*TASK INSTRUCTIONS*. Reproduce all the entries exactly.

Records from a collection:
• • •
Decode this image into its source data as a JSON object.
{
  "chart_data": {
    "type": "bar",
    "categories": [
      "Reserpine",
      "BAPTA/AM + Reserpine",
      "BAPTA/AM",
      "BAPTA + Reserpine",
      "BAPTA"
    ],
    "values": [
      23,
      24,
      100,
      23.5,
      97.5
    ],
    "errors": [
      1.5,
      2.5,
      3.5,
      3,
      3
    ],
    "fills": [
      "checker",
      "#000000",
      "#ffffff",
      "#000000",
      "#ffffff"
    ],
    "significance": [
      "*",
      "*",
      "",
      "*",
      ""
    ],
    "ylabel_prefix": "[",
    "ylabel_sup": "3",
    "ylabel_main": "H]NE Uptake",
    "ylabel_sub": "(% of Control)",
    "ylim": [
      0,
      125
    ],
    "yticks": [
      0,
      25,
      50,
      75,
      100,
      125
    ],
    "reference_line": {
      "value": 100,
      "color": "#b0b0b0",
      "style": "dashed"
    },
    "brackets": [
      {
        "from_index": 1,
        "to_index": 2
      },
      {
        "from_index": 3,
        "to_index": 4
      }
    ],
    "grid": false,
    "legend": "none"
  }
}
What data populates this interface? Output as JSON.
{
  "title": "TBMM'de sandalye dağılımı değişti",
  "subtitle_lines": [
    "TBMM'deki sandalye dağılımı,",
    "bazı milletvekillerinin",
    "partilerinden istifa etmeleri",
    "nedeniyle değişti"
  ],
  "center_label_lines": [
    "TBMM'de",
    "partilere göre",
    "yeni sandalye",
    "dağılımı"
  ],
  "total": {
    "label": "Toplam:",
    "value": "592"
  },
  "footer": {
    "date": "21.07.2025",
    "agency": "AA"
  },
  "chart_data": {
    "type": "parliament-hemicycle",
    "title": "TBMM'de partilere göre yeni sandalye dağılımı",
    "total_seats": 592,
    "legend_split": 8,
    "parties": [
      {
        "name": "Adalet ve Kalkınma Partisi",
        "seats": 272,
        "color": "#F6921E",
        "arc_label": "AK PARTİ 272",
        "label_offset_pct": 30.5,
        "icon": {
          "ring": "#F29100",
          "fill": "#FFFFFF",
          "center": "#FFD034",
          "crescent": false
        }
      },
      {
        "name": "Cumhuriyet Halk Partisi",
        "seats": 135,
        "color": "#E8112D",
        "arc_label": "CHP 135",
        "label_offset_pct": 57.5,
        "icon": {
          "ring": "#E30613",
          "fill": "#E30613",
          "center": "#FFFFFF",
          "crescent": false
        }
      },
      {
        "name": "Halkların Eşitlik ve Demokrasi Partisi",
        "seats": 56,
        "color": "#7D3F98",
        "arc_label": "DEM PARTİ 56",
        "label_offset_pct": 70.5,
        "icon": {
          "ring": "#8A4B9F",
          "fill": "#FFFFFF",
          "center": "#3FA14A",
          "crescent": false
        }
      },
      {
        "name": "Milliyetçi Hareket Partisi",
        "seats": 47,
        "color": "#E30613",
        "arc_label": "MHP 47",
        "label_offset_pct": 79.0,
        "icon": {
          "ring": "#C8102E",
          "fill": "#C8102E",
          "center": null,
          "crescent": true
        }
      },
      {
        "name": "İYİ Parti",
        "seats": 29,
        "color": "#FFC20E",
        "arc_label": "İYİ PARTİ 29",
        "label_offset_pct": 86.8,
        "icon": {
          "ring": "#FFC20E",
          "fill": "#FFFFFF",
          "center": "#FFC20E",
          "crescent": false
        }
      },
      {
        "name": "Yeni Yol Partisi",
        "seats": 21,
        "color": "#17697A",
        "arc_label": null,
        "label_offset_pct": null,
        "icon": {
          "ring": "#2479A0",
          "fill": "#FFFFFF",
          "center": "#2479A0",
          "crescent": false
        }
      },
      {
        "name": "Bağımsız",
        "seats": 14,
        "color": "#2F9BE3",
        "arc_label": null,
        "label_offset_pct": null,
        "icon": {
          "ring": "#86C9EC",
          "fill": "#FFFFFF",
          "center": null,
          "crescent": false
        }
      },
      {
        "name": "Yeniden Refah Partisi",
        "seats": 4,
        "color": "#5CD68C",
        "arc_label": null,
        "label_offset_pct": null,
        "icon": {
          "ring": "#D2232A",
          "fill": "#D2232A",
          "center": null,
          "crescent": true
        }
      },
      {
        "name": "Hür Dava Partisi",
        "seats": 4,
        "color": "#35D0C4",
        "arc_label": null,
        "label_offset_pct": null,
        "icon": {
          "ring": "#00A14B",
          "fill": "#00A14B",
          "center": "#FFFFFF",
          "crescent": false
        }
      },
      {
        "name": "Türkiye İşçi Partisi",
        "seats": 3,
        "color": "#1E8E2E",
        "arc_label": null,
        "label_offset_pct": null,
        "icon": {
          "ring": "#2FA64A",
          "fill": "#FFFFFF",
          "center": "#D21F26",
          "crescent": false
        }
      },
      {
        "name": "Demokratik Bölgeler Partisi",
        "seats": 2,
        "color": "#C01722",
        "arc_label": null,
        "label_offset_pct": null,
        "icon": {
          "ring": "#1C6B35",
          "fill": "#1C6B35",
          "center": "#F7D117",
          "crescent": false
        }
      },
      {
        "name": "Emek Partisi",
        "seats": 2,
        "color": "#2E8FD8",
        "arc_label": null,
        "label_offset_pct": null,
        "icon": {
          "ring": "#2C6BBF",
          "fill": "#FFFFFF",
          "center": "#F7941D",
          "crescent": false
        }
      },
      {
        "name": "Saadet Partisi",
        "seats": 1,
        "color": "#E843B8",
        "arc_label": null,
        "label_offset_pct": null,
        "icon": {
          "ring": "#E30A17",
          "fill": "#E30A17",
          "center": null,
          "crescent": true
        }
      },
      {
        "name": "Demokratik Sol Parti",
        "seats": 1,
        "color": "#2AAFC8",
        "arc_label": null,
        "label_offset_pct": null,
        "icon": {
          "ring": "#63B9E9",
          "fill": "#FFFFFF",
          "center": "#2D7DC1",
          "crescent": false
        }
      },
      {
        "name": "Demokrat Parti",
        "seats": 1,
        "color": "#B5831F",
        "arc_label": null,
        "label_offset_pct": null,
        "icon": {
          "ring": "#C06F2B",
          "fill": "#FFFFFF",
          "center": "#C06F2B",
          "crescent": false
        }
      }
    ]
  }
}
• • •
*TASK ANSWER*.
Decode this image into its source data as a JSON object.
{
  "chart_data": {
    "type": "bar",
    "categories": [
      "Reserpine",
      "BAPTA/AM + Reserpine",
      "BAPTA/AM",
      "BAPTA + Reserpine",
      "BAPTA"
    ],
    "values": [
      23,
      24,
      100,
      23.5,
      97.5
    ],
    "errors": [
      1.5,
      2.5,
      3.5,
      3,
      3
    ],
    "fills": [
      "checker",
      "#000000",
      "#ffffff",
      "#000000",
      "#ffffff"
    ],
    "significance": [
      "*",
      "*",
      "",
      "*",
      ""
    ],
    "ylabel_prefix": "[",
    "ylabel_sup": "3",
    "ylabel_main": "H]NE Uptake",
    "ylabel_sub": "(% of Control)",
    "ylim": [
      0,
      125
    ],
    "yticks": [
      0,
      25,
      50,
      75,
      100,
      125
    ],
    "reference_line": {
      "value": 100,
      "color": "#b0b0b0",
      "style": "dashed"
    },
    "brackets": [
      {
        "from_index": 1,
        "to_index": 2
      },
      {
        "from_index": 3,
        "to_index": 4
      }
    ],
    "grid": false,
    "legend": "none"
  }
}
What data populates this interface? Output as JSON.
{
  "title": "TBMM'de sandalye dağılımı değişti",
  "subtitle_lines": [
    "TBMM'deki sandalye dağılımı,",
    "bazı milletvekillerinin",
    "partilerinden istifa etmeleri",
    "nedeniyle değişti"
  ],
  "center_label_lines": [
    "TBMM'de",
    "partilere göre",
    "yeni sandalye",
    "dağılımı"
  ],
  "total": {
    "label": "Toplam:",
    "value": "592"
  },
  "footer": {
    "date": "21.07.2025",
    "agency": "AA"
  },
  "chart_data": {
    "type": "parliament-hemicycle",
    "title": "TBMM'de partilere göre yeni sandalye dağılımı",
    "total_seats": 592,
    "legend_split": 8,
    "parties": [
      {
        "name": "Adalet ve Kalkınma Partisi",
        "seats": 272,
        "color": "#F6921E",
        "arc_label": "AK PARTİ 272",
        "label_offset_pct": 30.5,
        "icon": {
          "ring": "#F29100",
          "fill": "#FFFFFF",
          "center": "#FFD034",
          "crescent": false
        }
      },
      {
        "name": "Cumhuriyet Halk Partisi",
        "seats": 135,
        "color": "#E8112D",
        "arc_label": "CHP 135",
        "label_offset_pct": 57.5,
        "icon": {
          "ring": "#E30613",
          "fill": "#E30613",
          "center": "#FFFFFF",
          "crescent": false
        }
      },
      {
        "name": "Halkların Eşitlik ve Demokrasi Partisi",
        "seats": 56,
        "color": "#7D3F98",
        "arc_label": "DEM PARTİ 56",
        "label_offset_pct": 70.5,
        "icon": {
          "ring": "#8A4B9F",
          "fill": "#FFFFFF",
          "center": "#3FA14A",
          "crescent": false
        }
      },
      {
        "name": "Milliyetçi Hareket Partisi",
        "seats": 47,
        "color": "#E30613",
        "arc_label": "MHP 47",
        "label_offset_pct": 79.0,
        "icon": {
          "ring": "#C8102E",
          "fill": "#C8102E",
          "center": null,
          "crescent": true
        }
      },
      {
        "name": "İYİ Parti",
        "seats": 29,
        "color": "#FFC20E",
        "arc_label": "İYİ PARTİ 29",
        "label_offset_pct": 86.8,
        "icon": {
          "ring": "#FFC20E",
          "fill": "#FFFFFF",
          "center": "#FFC20E",
          "crescent": false
        }
      },
      {
        "name": "Yeni Yol Partisi",
        "seats": 21,
        "color": "#17697A",
        "arc_label": null,
        "label_offset_pct": null,
        "icon": {
          "ring": "#2479A0",
          "fill": "#FFFFFF",
          "center": "#2479A0",
          "crescent": false
        }
      },
      {
        "name": "Bağımsız",
        "seats": 14,
        "color": "#2F9BE3",
        "arc_label": null,
        "label_offset_pct": null,
        "icon": {
          "ring": "#86C9EC",
          "fill": "#FFFFFF",
          "center": null,
          "crescent": false
        }
      },
      {
        "name": "Yeniden Refah Partisi",
        "seats": 4,
        "color": "#5CD68C",
        "arc_label": null,
        "label_offset_pct": null,
        "icon": {
          "ring": "#D2232A",
          "fill": "#D2232A",
          "center": null,
          "crescent": true
        }
      },
      {
        "name": "Hür Dava Partisi",
        "seats": 4,
        "color": "#35D0C4",
        "arc_label": null,
        "label_offset_pct": null,
        "icon": {
          "ring": "#00A14B",
          "fill": "#00A14B",
          "center": "#FFFFFF",
          "crescent": false
        }
      },
      {
        "name": "Türkiye İşçi Partisi",
        "seats": 3,
        "color": "#1E8E2E",
        "arc_label": null,
        "label_offset_pct": null,
        "icon": {
          "ring": "#2FA64A",
          "fill": "#FFFFFF",
          "center": "#D21F26",
          "crescent": false
        }
      },
      {
        "name": "Demokratik Bölgeler Partisi",
        "seats": 2,
        "color": "#C01722",
        "arc_label": null,
        "label_offset_pct": null,
        "icon": {
          "ring": "#1C6B35",
          "fill": "#1C6B35",
          "center": "#F7D117",
          "crescent": false
        }
      },
      {
        "name": "Emek Partisi",
        "seats": 2,
        "color": "#2E8FD8",
        "arc_label": null,
        "label_offset_pct": null,
        "icon": {
          "ring": "#2C6BBF",
          "fill": "#FFFFFF",
          "center": "#F7941D",
          "crescent": false
        }
      },
      {
        "name": "Saadet Partisi",
        "seats": 1,
        "color": "#E843B8",
        "arc_label": null,
        "label_offset_pct": null,
        "icon": {
          "ring": "#E30A17",
          "fill": "#E30A17",
          "center": null,
          "crescent": true
        }
      },
      {
        "name": "Demokratik Sol Parti",
        "seats": 1,
        "color": "#2AAFC8",
        "arc_label": null,
        "label_offset_pct": null,
        "icon": {
          "ring": "#63B9E9",
          "fill": "#FFFFFF",
          "center": "#2D7DC1",
          "crescent": false
        }
      },
      {
        "name": "Demokrat Parti",
        "seats": 1,
        "color": "#B5831F",
        "arc_label": null,
        "label_offset_pct": null,
        "icon": {
          "ring": "#C06F2B",
          "fill": "#FFFFFF",
          "center": "#C06F2B",
          "crescent": false
        }
      }
    ]
  }
}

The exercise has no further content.